Reproduce every record exactly as it appears, but not the pictures.

— Start of DATA RECORDS —

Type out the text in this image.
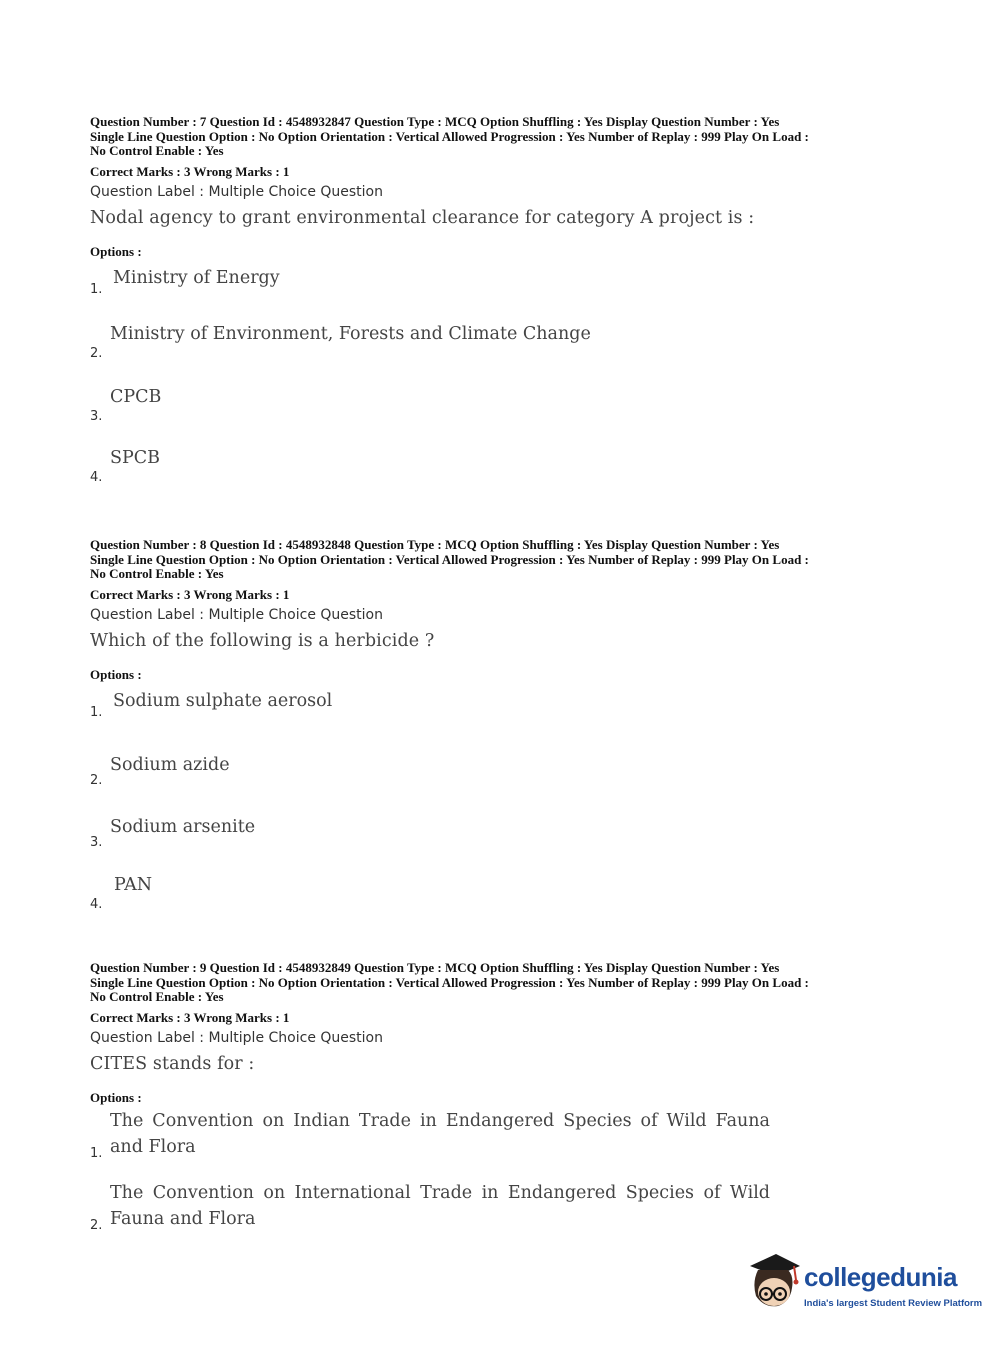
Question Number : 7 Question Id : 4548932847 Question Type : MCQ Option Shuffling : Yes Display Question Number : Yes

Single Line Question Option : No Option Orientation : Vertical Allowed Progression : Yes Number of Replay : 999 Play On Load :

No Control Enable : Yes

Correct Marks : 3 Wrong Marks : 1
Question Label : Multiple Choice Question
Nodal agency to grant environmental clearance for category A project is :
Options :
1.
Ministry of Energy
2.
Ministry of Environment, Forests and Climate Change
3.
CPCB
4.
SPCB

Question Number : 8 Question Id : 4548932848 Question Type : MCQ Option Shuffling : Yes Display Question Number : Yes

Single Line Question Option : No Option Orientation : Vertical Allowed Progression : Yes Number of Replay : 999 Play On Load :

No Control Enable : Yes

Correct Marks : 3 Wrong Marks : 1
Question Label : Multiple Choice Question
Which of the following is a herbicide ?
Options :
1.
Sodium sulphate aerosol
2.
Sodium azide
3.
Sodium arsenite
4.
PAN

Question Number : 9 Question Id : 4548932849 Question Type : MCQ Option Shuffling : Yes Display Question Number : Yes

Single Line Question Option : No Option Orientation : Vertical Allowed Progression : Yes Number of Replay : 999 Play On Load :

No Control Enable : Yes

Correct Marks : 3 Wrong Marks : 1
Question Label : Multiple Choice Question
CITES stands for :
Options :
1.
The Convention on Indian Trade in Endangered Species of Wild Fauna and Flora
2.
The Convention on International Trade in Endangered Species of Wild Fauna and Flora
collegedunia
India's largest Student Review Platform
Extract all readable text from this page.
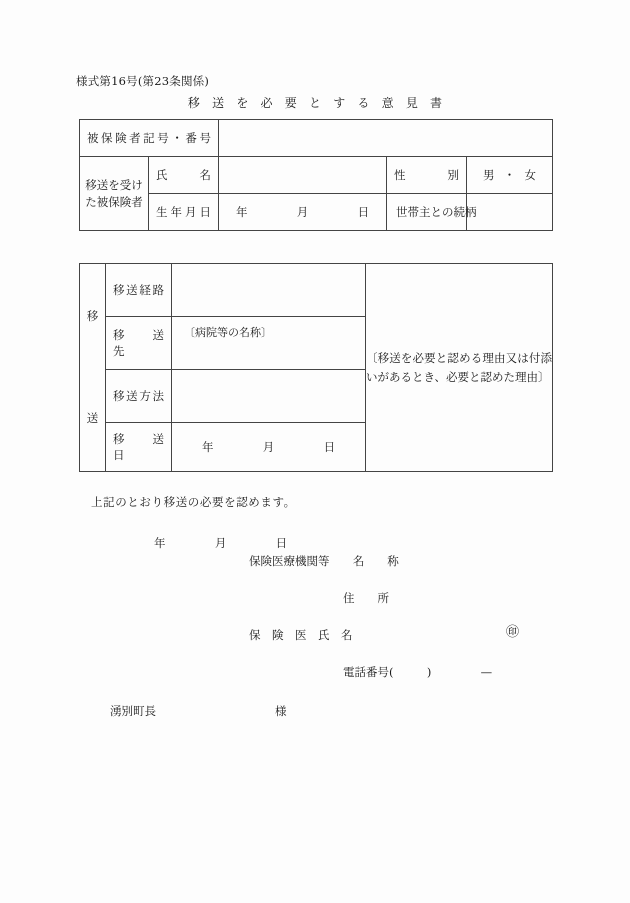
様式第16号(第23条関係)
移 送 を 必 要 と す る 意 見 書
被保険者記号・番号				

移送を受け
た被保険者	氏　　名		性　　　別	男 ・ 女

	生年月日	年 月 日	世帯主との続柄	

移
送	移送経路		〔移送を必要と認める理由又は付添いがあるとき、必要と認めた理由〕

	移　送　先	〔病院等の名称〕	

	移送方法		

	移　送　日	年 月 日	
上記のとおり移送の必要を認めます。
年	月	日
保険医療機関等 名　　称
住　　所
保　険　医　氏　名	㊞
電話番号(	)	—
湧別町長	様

— End of DATA RECORDS —

* ANSWER TO THIS PROBLEM *
Type out the text in this image.
Question Number : 7 Question Id : 4548932847 Question Type : MCQ Option Shuffling : Yes Display Question Number : Yes

Single Line Question Option : No Option Orientation : Vertical Allowed Progression : Yes Number of Replay : 999 Play On Load :

No Control Enable : Yes

Correct Marks : 3 Wrong Marks : 1
Question Label : Multiple Choice Question
Nodal agency to grant environmental clearance for category A project is :
Options :
1.
Ministry of Energy
2.
Ministry of Environment, Forests and Climate Change
3.
CPCB
4.
SPCB

Question Number : 8 Question Id : 4548932848 Question Type : MCQ Option Shuffling : Yes Display Question Number : Yes

Single Line Question Option : No Option Orientation : Vertical Allowed Progression : Yes Number of Replay : 999 Play On Load :

No Control Enable : Yes

Correct Marks : 3 Wrong Marks : 1
Question Label : Multiple Choice Question
Which of the following is a herbicide ?
Options :
1.
Sodium sulphate aerosol
2.
Sodium azide
3.
Sodium arsenite
4.
PAN

Question Number : 9 Question Id : 4548932849 Question Type : MCQ Option Shuffling : Yes Display Question Number : Yes

Single Line Question Option : No Option Orientation : Vertical Allowed Progression : Yes Number of Replay : 999 Play On Load :

No Control Enable : Yes

Correct Marks : 3 Wrong Marks : 1
Question Label : Multiple Choice Question
CITES stands for :
Options :
1.
The Convention on Indian Trade in Endangered Species of Wild Fauna and Flora
2.
The Convention on International Trade in Endangered Species of Wild Fauna and Flora
collegedunia
India's largest Student Review Platform
Extract all readable text from this page.
様式第16号(第23条関係)
移 送 を 必 要 と す る 意 見 書
被保険者記号・番号				

移送を受け
た被保険者	氏　　名		性　　　別	男 ・ 女

	生年月日	年 月 日	世帯主との続柄	

移
送	移送経路		〔移送を必要と認める理由又は付添いがあるとき、必要と認めた理由〕

	移　送　先	〔病院等の名称〕	

	移送方法		

	移　送　日	年 月 日	
上記のとおり移送の必要を認めます。
年	月	日
保険医療機関等 名　　称
住　　所
保　険　医　氏　名	㊞
電話番号(	)	—
湧別町長	様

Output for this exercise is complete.